Data records

• • •

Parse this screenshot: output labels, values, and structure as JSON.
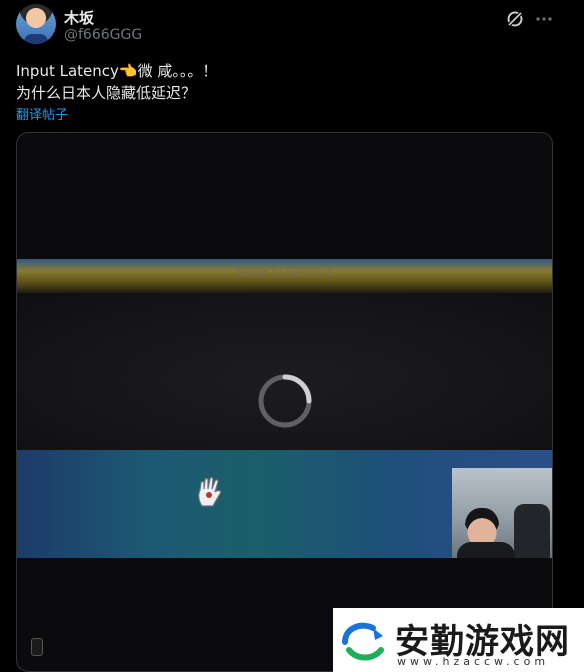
{
  "user": {
    "name": "木坂",
    "handle": "@f666GGG"
  },
  "icons": {
    "grok": "grok-icon",
    "more": "more-icon",
    "spinner": "loading-spinner",
    "hand": "hand-icon",
    "logo": "watermark-logo"
  },
  "post": {
    "line1": "Input Latency👈微 咸。。。！",
    "line2": "为什么日本人隐藏低延迟？",
    "translate_label": "翻译帖子"
  },
  "media": {
    "overlay_text": "Input Latency: 4"
  },
  "watermark": {
    "name": "安勤游戏网",
    "url": "www.hzaccw.com"
  },
  "colors": {
    "background": "#000000",
    "text": "#e7e9ea",
    "muted": "#71767b",
    "link": "#1d9bf0"
  }
}
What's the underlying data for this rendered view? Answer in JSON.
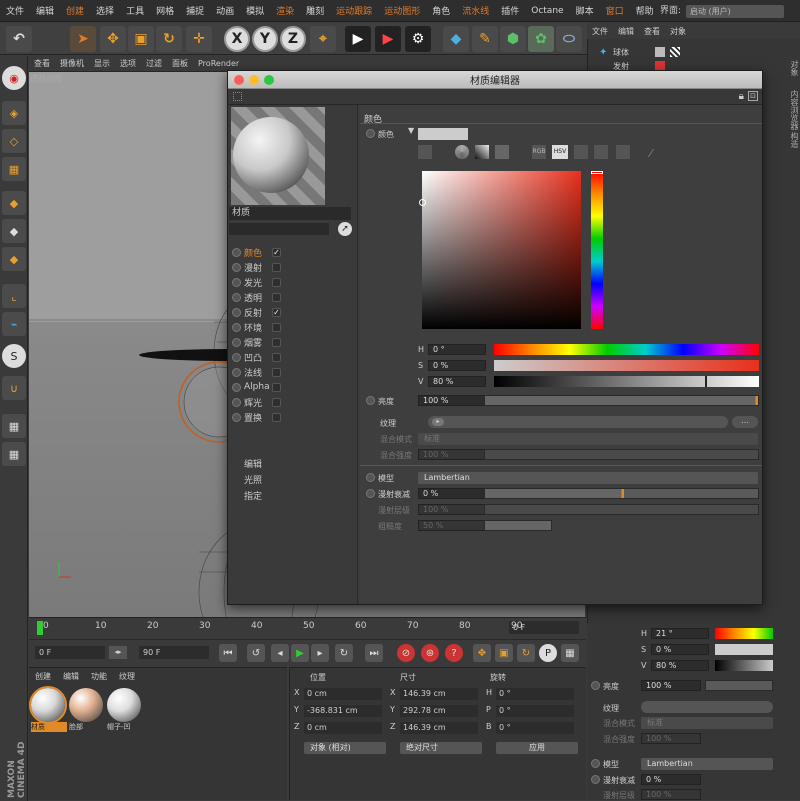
{
  "menubar": {
    "items": [
      {
        "label": "文件",
        "orange": false
      },
      {
        "label": "编辑",
        "orange": false
      },
      {
        "label": "创建",
        "orange": true
      },
      {
        "label": "选择",
        "orange": false
      },
      {
        "label": "工具",
        "orange": false
      },
      {
        "label": "网格",
        "orange": false
      },
      {
        "label": "捕捉",
        "orange": false
      },
      {
        "label": "动画",
        "orange": false
      },
      {
        "label": "模拟",
        "orange": false
      },
      {
        "label": "渲染",
        "orange": true
      },
      {
        "label": "雕刻",
        "orange": false
      },
      {
        "label": "运动跟踪",
        "orange": true
      },
      {
        "label": "运动图形",
        "orange": true
      },
      {
        "label": "角色",
        "orange": false
      },
      {
        "label": "流水线",
        "orange": true
      },
      {
        "label": "插件",
        "orange": false
      },
      {
        "label": "Octane",
        "orange": false
      },
      {
        "label": "脚本",
        "orange": false
      },
      {
        "label": "窗口",
        "orange": true
      },
      {
        "label": "帮助",
        "orange": false
      }
    ],
    "layout_label": "界面:",
    "layout_value": "启动 (用户)"
  },
  "viewport": {
    "menu": [
      "查看",
      "摄像机",
      "显示",
      "选项",
      "过滤",
      "面板",
      "ProRender"
    ],
    "title": "透视视图"
  },
  "object_panel": {
    "menu": [
      "文件",
      "编辑",
      "查看",
      "对象"
    ],
    "items": [
      "球体",
      "发射"
    ],
    "side_tabs": [
      "对象",
      "内容浏览器",
      "构造"
    ]
  },
  "material_editor": {
    "title": "材质编辑器",
    "material_name": "材质",
    "channels": [
      {
        "label": "颜色",
        "checked": true,
        "active": true
      },
      {
        "label": "漫射",
        "checked": false,
        "active": false
      },
      {
        "label": "发光",
        "checked": false,
        "active": false
      },
      {
        "label": "透明",
        "checked": false,
        "active": false
      },
      {
        "label": "反射",
        "checked": true,
        "active": false
      },
      {
        "label": "环境",
        "checked": false,
        "active": false
      },
      {
        "label": "烟雾",
        "checked": false,
        "active": false
      },
      {
        "label": "凹凸",
        "checked": false,
        "active": false
      },
      {
        "label": "法线",
        "checked": false,
        "active": false
      },
      {
        "label": "Alpha",
        "checked": false,
        "active": false
      },
      {
        "label": "辉光",
        "checked": false,
        "active": false
      },
      {
        "label": "置换",
        "checked": false,
        "active": false
      }
    ],
    "extra": [
      "编辑",
      "光照",
      "指定"
    ],
    "section_title": "颜色",
    "color_label": "颜色",
    "hsv_mode": "HSV",
    "h": {
      "label": "H",
      "value": "0 °"
    },
    "s": {
      "label": "S",
      "value": "0 %"
    },
    "v": {
      "label": "V",
      "value": "80 %",
      "fraction": 0.8
    },
    "brightness": {
      "label": "亮度",
      "value": "100 %"
    },
    "texture_label": "纹理",
    "blend_mode": {
      "label": "混合模式",
      "value": "标准"
    },
    "blend_strength": {
      "label": "混合强度",
      "value": "100 %"
    },
    "model": {
      "label": "模型",
      "value": "Lambertian"
    },
    "diffuse_falloff": {
      "label": "漫射衰减",
      "value": "0 %"
    },
    "diffuse_level": {
      "label": "漫射层级",
      "value": "100 %"
    },
    "roughness": {
      "label": "粗糙度",
      "value": "50 %"
    },
    "colors": {
      "accent": "#e08a2a"
    }
  },
  "timeline": {
    "ticks": [
      "0",
      "10",
      "20",
      "30",
      "40",
      "50",
      "60",
      "70",
      "80",
      "90"
    ],
    "end_field": "0 F"
  },
  "controls": {
    "start_field": "0 F",
    "end_field": "90 F"
  },
  "material_manager": {
    "menu": [
      "创建",
      "编辑",
      "功能",
      "纹理"
    ],
    "materials": [
      "材质",
      "脸部",
      "帽子-凹"
    ]
  },
  "coordinates": {
    "headers": [
      "位置",
      "尺寸",
      "旋转"
    ],
    "rows": [
      {
        "axis": "X",
        "pos": "0 cm",
        "size_axis": "X",
        "size": "146.39 cm",
        "rot_axis": "H",
        "rot": "0 °"
      },
      {
        "axis": "Y",
        "pos": "-368.831 cm",
        "size_axis": "Y",
        "size": "292.78 cm",
        "rot_axis": "P",
        "rot": "0 °"
      },
      {
        "axis": "Z",
        "pos": "0 cm",
        "size_axis": "Z",
        "size": "146.39 cm",
        "rot_axis": "B",
        "rot": "0 °"
      }
    ],
    "mode1": "对象 (相对)",
    "mode2": "绝对尺寸",
    "apply": "应用"
  },
  "attr_bottom": {
    "h": "21 °",
    "s": "0 %",
    "v": "80 %",
    "brightness": {
      "label": "亮度",
      "value": "100 %"
    },
    "texture_label": "纹理",
    "blend_mode": {
      "label": "混合模式",
      "value": "标准"
    },
    "blend_strength": {
      "label": "混合强度",
      "value": "100 %"
    },
    "model": {
      "label": "模型",
      "value": "Lambertian"
    },
    "diffuse_falloff": {
      "label": "漫射衰减",
      "value": "0 %"
    },
    "diffuse_level": {
      "label": "漫射层级",
      "value": "100 %"
    }
  },
  "brand": "MAXON CINEMA 4D"
}
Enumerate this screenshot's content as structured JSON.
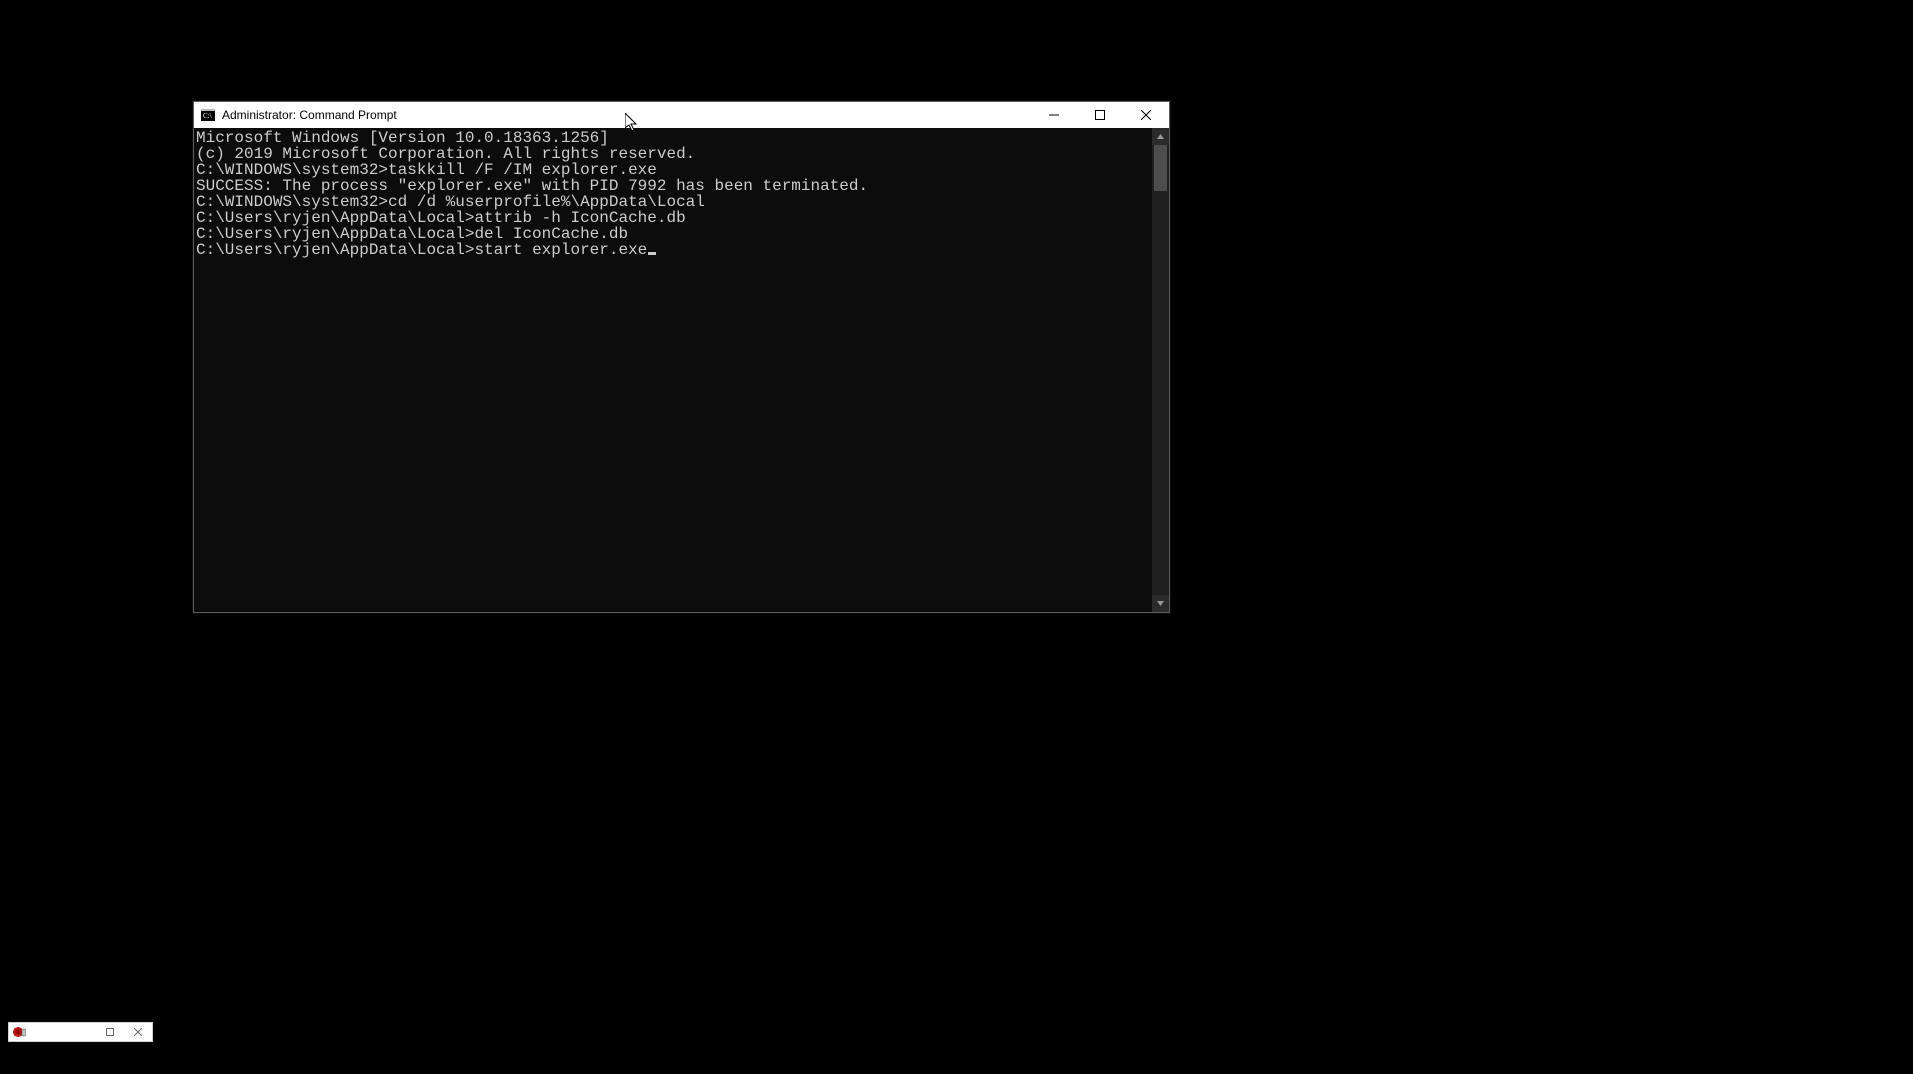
{
  "window": {
    "title": "Administrator: Command Prompt"
  },
  "console": {
    "lines": [
      "Microsoft Windows [Version 10.0.18363.1256]",
      "(c) 2019 Microsoft Corporation. All rights reserved.",
      "",
      "C:\\WINDOWS\\system32>taskkill /F /IM explorer.exe",
      "SUCCESS: The process \"explorer.exe\" with PID 7992 has been terminated.",
      "",
      "C:\\WINDOWS\\system32>cd /d %userprofile%\\AppData\\Local",
      "",
      "C:\\Users\\ryjen\\AppData\\Local>attrib -h IconCache.db",
      "",
      "C:\\Users\\ryjen\\AppData\\Local>del IconCache.db",
      ""
    ],
    "current_prompt": "C:\\Users\\ryjen\\AppData\\Local>",
    "current_input": "start explorer.exe"
  }
}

• • •

Stated problem
Set down the line containing "Enumerate this screenshot's", then every later line through the end of the material, exactly as written; omit any picture.

Reply
Enumerate this screenshot's content as structured JSON.
{
  "window": {
    "title": "Administrator: Command Prompt"
  },
  "console": {
    "lines": [
      "Microsoft Windows [Version 10.0.18363.1256]",
      "(c) 2019 Microsoft Corporation. All rights reserved.",
      "",
      "C:\\WINDOWS\\system32>taskkill /F /IM explorer.exe",
      "SUCCESS: The process \"explorer.exe\" with PID 7992 has been terminated.",
      "",
      "C:\\WINDOWS\\system32>cd /d %userprofile%\\AppData\\Local",
      "",
      "C:\\Users\\ryjen\\AppData\\Local>attrib -h IconCache.db",
      "",
      "C:\\Users\\ryjen\\AppData\\Local>del IconCache.db",
      ""
    ],
    "current_prompt": "C:\\Users\\ryjen\\AppData\\Local>",
    "current_input": "start explorer.exe"
  }
}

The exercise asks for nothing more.